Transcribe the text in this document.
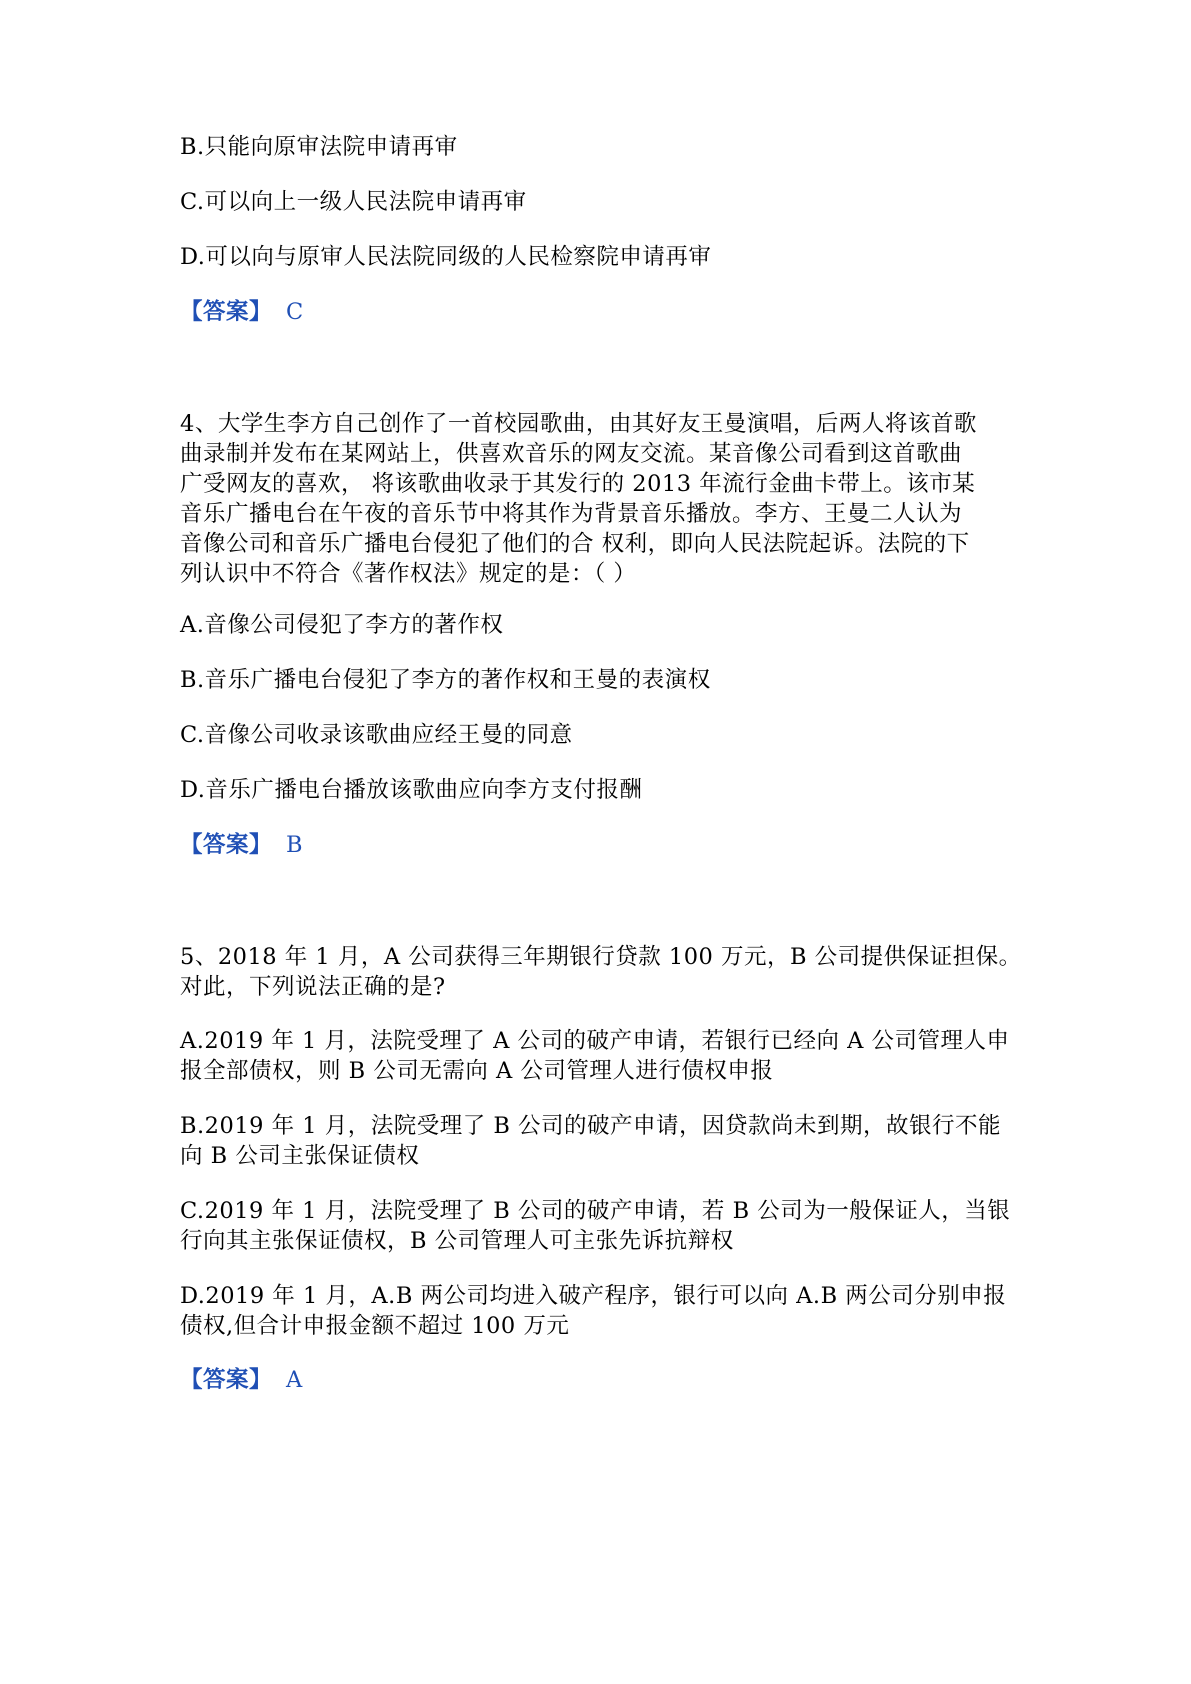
B.只能向原审法院申请再审
C.可以向上一级人民法院申请再审
D.可以向与原审人民法院同级的人民检察院申请再审
【答案】 C
4、大学生李方自己创作了一首校园歌曲，由其好友王曼演唱，后两人将该首歌
曲录制并发布在某网站上，供喜欢音乐的网友交流。某音像公司看到这首歌曲
广受网友的喜欢， 将该歌曲收录于其发行的 2013 年流行金曲卡带上。该市某
音乐广播电台在午夜的音乐节中将其作为背景音乐播放。李方、王曼二人认为
音像公司和音乐广播电台侵犯了他们的合 权利，即向人民法院起诉。法院的下
列认识中不符合《著作权法》规定的是：（ ）
A.音像公司侵犯了李方的著作权
B.音乐广播电台侵犯了李方的著作权和王曼的表演权
C.音像公司收录该歌曲应经王曼的同意
D.音乐广播电台播放该歌曲应向李方支付报酬
【答案】 B
5、2018 年 1 月，A 公司获得三年期银行贷款 100 万元，B 公司提供保证担保。
对此，下列说法正确的是?
A.2019 年 1 月，法院受理了 A 公司的破产申请，若银行已经向 A 公司管理人申
报全部债权，则 B 公司无需向 A 公司管理人进行债权申报
B.2019 年 1 月，法院受理了 B 公司的破产申请，因贷款尚未到期，故银行不能
向 B 公司主张保证债权
C.2019 年 1 月，法院受理了 B 公司的破产申请，若 B 公司为一般保证人，当银
行向其主张保证债权，B 公司管理人可主张先诉抗辩权
D.2019 年 1 月，A.B 两公司均进入破产程序，银行可以向 A.B 两公司分别申报
债权,但合计申报金额不超过 100 万元
【答案】 A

--- --- ---

Set the listing down in full and exactly. Pictures within it should not appear in the copy.

# [Solution for this task]
Transcribe the text in this document.
B.只能向原审法院申请再审
C.可以向上一级人民法院申请再审
D.可以向与原审人民法院同级的人民检察院申请再审
【答案】 C
4、大学生李方自己创作了一首校园歌曲，由其好友王曼演唱，后两人将该首歌
曲录制并发布在某网站上，供喜欢音乐的网友交流。某音像公司看到这首歌曲
广受网友的喜欢， 将该歌曲收录于其发行的 2013 年流行金曲卡带上。该市某
音乐广播电台在午夜的音乐节中将其作为背景音乐播放。李方、王曼二人认为
音像公司和音乐广播电台侵犯了他们的合 权利，即向人民法院起诉。法院的下
列认识中不符合《著作权法》规定的是：（ ）
A.音像公司侵犯了李方的著作权
B.音乐广播电台侵犯了李方的著作权和王曼的表演权
C.音像公司收录该歌曲应经王曼的同意
D.音乐广播电台播放该歌曲应向李方支付报酬
【答案】 B
5、2018 年 1 月，A 公司获得三年期银行贷款 100 万元，B 公司提供保证担保。
对此，下列说法正确的是?
A.2019 年 1 月，法院受理了 A 公司的破产申请，若银行已经向 A 公司管理人申
报全部债权，则 B 公司无需向 A 公司管理人进行债权申报
B.2019 年 1 月，法院受理了 B 公司的破产申请，因贷款尚未到期，故银行不能
向 B 公司主张保证债权
C.2019 年 1 月，法院受理了 B 公司的破产申请，若 B 公司为一般保证人，当银
行向其主张保证债权，B 公司管理人可主张先诉抗辩权
D.2019 年 1 月，A.B 两公司均进入破产程序，银行可以向 A.B 两公司分别申报
债权,但合计申报金额不超过 100 万元
【答案】 A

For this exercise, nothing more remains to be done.